:: TASK INPUTS

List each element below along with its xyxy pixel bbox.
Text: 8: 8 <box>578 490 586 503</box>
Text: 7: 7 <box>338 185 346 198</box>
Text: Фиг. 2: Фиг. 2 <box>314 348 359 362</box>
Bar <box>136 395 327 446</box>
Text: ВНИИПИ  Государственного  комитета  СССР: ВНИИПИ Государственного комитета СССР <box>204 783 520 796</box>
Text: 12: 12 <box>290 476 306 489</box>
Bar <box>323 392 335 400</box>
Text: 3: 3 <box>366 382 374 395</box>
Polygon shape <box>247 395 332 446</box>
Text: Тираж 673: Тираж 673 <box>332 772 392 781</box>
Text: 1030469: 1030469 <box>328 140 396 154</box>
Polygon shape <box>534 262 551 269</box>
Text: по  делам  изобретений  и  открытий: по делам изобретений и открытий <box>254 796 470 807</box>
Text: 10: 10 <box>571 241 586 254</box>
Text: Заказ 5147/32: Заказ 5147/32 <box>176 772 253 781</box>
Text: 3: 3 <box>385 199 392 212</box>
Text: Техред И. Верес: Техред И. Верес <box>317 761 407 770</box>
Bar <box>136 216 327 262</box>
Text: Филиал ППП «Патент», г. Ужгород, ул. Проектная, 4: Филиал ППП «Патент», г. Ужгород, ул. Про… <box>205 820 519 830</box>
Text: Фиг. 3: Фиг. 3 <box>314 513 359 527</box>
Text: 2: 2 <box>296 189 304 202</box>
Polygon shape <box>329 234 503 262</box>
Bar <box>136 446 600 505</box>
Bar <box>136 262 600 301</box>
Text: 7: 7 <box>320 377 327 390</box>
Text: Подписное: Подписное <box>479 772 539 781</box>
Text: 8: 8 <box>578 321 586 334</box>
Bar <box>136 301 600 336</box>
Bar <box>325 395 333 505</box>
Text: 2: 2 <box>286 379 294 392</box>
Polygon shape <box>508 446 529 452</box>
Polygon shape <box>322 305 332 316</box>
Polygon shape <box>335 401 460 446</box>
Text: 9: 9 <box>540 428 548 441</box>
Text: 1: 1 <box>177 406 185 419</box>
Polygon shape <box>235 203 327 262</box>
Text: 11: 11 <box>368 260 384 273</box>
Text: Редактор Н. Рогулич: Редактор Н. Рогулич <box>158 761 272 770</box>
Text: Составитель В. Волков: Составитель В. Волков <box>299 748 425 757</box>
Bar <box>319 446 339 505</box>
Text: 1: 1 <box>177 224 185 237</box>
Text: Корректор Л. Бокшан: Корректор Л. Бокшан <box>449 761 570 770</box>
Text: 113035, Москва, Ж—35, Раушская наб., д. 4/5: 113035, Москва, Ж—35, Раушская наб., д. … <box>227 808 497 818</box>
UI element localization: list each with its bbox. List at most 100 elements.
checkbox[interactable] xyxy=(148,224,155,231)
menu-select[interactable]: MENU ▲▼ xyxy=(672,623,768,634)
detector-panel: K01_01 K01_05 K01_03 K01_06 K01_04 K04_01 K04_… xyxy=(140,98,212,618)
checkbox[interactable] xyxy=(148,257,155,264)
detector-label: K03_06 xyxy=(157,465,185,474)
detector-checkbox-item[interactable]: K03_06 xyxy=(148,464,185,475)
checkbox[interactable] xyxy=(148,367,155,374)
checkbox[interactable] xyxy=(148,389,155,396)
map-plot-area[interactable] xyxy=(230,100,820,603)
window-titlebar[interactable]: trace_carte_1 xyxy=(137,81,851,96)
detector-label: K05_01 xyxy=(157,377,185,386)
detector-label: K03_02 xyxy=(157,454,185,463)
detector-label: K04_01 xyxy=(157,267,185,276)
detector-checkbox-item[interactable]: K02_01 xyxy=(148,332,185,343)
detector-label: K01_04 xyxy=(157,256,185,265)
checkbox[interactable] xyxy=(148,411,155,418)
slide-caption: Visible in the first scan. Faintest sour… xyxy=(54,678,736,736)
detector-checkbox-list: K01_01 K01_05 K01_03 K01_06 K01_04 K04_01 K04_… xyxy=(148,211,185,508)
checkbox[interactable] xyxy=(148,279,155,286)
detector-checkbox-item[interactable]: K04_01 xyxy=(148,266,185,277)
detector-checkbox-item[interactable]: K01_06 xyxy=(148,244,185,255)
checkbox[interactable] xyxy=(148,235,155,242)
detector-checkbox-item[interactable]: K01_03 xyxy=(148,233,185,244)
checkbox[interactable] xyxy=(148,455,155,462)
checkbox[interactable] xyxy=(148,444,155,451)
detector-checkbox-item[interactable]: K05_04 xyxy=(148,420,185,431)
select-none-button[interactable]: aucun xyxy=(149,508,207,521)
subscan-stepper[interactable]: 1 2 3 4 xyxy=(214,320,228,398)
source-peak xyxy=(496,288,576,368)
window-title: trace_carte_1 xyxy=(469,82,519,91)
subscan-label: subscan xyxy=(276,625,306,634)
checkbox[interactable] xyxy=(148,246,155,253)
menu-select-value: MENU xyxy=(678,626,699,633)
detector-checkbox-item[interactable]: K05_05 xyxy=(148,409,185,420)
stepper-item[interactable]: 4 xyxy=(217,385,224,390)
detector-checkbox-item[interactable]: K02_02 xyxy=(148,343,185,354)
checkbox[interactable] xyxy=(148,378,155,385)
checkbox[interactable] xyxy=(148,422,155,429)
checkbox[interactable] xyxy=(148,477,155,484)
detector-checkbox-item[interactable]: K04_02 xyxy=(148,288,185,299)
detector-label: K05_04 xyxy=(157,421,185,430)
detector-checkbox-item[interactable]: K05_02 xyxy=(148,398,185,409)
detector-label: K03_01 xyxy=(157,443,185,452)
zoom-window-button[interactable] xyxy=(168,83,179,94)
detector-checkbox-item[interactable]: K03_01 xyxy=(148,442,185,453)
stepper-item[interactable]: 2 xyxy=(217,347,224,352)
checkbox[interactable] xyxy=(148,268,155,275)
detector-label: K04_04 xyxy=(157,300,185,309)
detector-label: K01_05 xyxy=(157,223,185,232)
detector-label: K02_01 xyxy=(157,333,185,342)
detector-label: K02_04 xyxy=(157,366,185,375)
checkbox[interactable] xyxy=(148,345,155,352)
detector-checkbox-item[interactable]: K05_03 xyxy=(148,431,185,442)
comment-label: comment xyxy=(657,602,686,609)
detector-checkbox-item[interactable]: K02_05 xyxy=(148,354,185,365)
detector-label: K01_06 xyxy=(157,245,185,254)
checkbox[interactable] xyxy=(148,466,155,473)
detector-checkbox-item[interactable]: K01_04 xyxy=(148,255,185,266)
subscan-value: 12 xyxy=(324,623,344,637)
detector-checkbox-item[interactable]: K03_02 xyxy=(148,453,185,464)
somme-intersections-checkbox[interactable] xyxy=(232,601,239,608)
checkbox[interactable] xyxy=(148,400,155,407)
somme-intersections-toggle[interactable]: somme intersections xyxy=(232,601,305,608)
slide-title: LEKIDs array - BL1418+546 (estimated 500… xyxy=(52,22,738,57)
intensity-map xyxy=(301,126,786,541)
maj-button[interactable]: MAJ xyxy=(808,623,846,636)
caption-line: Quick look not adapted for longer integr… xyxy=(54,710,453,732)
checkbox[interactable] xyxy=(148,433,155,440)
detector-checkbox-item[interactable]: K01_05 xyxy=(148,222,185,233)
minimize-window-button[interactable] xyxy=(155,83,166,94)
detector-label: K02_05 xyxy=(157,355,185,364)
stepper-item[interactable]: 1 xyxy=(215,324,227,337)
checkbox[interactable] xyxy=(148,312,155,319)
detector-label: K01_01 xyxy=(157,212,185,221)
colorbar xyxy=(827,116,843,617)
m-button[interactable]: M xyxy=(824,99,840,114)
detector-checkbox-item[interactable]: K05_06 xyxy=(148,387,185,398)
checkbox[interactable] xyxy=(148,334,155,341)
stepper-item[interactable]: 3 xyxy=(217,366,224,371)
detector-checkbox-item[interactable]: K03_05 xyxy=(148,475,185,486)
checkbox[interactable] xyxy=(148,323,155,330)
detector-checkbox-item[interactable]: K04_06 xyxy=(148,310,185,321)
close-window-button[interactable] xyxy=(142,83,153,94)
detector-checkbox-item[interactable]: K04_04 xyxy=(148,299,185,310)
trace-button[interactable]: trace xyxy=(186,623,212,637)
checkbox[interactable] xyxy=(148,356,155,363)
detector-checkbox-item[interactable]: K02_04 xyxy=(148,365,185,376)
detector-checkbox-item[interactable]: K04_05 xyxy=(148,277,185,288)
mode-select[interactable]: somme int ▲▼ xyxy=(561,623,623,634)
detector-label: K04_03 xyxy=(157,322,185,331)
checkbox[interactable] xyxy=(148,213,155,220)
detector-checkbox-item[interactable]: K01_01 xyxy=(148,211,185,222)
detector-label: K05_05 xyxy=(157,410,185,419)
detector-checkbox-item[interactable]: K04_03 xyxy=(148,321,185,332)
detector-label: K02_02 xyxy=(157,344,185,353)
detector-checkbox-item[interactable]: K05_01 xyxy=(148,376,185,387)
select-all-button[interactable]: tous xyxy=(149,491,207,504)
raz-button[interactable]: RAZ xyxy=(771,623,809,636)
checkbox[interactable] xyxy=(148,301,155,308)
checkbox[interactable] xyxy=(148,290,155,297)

::::

■ WHAT IS ASKED
Copy out the lines of the records word for word, starting at the first line and ending after the line that contains "Bar <box>136 216 327 262</box>".

■ EXERCISE OUTPUT
List each element below along with its xyxy pixel bbox.
Text: 8: 8 <box>578 490 586 503</box>
Text: 7: 7 <box>338 185 346 198</box>
Text: Фиг. 2: Фиг. 2 <box>314 348 359 362</box>
Bar <box>136 395 327 446</box>
Text: ВНИИПИ  Государственного  комитета  СССР: ВНИИПИ Государственного комитета СССР <box>204 783 520 796</box>
Text: 12: 12 <box>290 476 306 489</box>
Bar <box>323 392 335 400</box>
Text: 3: 3 <box>366 382 374 395</box>
Polygon shape <box>247 395 332 446</box>
Text: Тираж 673: Тираж 673 <box>332 772 392 781</box>
Text: 1030469: 1030469 <box>328 140 396 154</box>
Polygon shape <box>534 262 551 269</box>
Text: по  делам  изобретений  и  открытий: по делам изобретений и открытий <box>254 796 470 807</box>
Text: 10: 10 <box>571 241 586 254</box>
Text: Заказ 5147/32: Заказ 5147/32 <box>176 772 253 781</box>
Text: 3: 3 <box>385 199 392 212</box>
Text: Техред И. Верес: Техред И. Верес <box>317 761 407 770</box>
Bar <box>136 216 327 262</box>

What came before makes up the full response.